** BEGIN Given passage **

Up for consideration was the Family Preservation Program, which pays low-income families a monthly stipend of $374 so they can keep a mentally disabled family member at home instead of paying for more expensive institutional care.

The program serves 528 families, but counts on revenue from a class action legal settlement with large tobacco companies. An arbitrator hasn’t ruled on the settlement, and about $1.2 million of the program’s $5.4 million budget for the upcoming biennium hangs in the balance.

If the tobacco companies pay up, the Family Preservation Program wants to do away with a wait list and add another 72 families to the program. The Assembly Ways and Means panel voted not to add families unless the settlement money arrives .

Legislators will have to reconcile that discrepancy.

The program is one of the minor decisions the committee faces in the mental health budget. Elephants in the room include a proposal to shift the $6 million financial responsibility for mental health courts to cash-strapped counties, laying off psychologists and social workers who serve about 1,500 Nevadans each year, and cutting dozens of beds at two psychiatric wards.

Last week, Gov. Brian Sandoval said he wants to add $46 million back to health and human services programs. Add-backs to the mental health division include $1.7 million for substance abuse and treatment programs and $1.25 million to keep open triage centers for mentally ill people detoxifying from alcoholism or drug addiction.

Not including add-backs, Mental Health and Developmental Services has a proposed budget of $617 million in the upcoming biennium, a 12.5 percent cut from the budget approved by the 2009 Legislature.

** END Given passage **

Direction: Repeat word for word the part of the passage on the mental health budget starting at "Not including add-backs, Mental" and ending at "the 2009 Legislature.". The records that come next are separate material, apart from the passage on the mental health budget.

** BEGIN Excerpted records **

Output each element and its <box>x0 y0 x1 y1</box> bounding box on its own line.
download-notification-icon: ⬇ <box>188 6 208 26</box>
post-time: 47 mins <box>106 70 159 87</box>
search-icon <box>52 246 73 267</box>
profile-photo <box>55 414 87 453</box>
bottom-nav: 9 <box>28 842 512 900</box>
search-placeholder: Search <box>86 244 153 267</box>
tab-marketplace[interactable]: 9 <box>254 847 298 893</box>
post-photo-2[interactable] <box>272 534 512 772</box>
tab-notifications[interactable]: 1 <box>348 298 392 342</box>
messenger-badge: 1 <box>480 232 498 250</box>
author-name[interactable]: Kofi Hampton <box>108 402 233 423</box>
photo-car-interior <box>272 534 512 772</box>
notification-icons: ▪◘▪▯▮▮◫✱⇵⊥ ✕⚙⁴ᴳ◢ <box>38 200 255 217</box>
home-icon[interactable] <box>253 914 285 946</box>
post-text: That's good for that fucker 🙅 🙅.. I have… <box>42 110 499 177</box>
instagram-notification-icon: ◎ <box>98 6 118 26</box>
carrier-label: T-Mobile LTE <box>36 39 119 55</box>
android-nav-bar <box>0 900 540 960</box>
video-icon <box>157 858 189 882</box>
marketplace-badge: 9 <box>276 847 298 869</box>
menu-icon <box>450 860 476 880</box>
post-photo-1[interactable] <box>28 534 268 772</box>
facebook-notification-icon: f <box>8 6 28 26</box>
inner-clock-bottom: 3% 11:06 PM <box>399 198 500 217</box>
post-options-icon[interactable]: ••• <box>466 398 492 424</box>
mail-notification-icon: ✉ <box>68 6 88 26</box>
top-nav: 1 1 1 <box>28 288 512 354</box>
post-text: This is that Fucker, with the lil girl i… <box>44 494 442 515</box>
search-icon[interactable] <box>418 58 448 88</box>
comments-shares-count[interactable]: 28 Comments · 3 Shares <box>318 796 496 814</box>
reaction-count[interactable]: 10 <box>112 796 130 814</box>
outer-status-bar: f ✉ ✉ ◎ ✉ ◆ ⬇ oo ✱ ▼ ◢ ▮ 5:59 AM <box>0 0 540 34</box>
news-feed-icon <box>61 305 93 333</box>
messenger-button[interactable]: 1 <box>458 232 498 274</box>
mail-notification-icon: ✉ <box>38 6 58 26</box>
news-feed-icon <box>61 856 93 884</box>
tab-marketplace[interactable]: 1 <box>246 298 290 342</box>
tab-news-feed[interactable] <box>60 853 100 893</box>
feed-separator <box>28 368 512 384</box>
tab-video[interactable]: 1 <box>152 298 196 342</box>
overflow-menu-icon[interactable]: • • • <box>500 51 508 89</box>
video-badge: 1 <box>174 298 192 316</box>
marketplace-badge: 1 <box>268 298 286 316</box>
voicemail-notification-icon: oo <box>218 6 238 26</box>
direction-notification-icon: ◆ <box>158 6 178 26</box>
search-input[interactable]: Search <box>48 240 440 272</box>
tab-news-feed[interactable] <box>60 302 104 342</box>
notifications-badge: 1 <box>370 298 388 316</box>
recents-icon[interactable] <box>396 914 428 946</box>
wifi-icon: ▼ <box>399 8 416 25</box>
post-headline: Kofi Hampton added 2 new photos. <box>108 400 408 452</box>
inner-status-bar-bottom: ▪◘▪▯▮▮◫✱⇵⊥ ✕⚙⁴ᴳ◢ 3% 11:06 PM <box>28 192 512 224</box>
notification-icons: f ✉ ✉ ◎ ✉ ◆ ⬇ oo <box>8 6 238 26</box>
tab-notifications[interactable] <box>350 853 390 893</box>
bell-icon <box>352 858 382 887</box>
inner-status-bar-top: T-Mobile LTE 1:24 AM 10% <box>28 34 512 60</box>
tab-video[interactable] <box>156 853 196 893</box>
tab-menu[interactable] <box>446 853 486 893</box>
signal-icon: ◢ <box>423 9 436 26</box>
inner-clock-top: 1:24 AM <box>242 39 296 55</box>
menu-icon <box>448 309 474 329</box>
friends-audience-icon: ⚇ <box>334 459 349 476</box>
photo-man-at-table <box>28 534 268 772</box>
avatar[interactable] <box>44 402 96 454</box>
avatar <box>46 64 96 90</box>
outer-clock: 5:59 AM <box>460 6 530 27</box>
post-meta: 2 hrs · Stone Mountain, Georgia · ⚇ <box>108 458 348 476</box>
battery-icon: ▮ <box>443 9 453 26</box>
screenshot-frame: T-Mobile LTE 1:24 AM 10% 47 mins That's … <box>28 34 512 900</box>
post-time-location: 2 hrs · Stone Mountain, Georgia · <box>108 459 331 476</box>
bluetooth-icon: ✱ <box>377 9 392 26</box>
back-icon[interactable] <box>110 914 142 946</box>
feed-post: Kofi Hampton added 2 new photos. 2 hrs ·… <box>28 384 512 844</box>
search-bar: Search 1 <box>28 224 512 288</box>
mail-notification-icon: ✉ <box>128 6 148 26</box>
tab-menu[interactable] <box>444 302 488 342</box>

** END Excerpted records **

Solution below:
Not including add-backs, Mental Health and Developmental Services has a proposed budget of $617 million in the upcoming biennium, a 12.5 percent cut from the budget approved by the 2009 Legislature.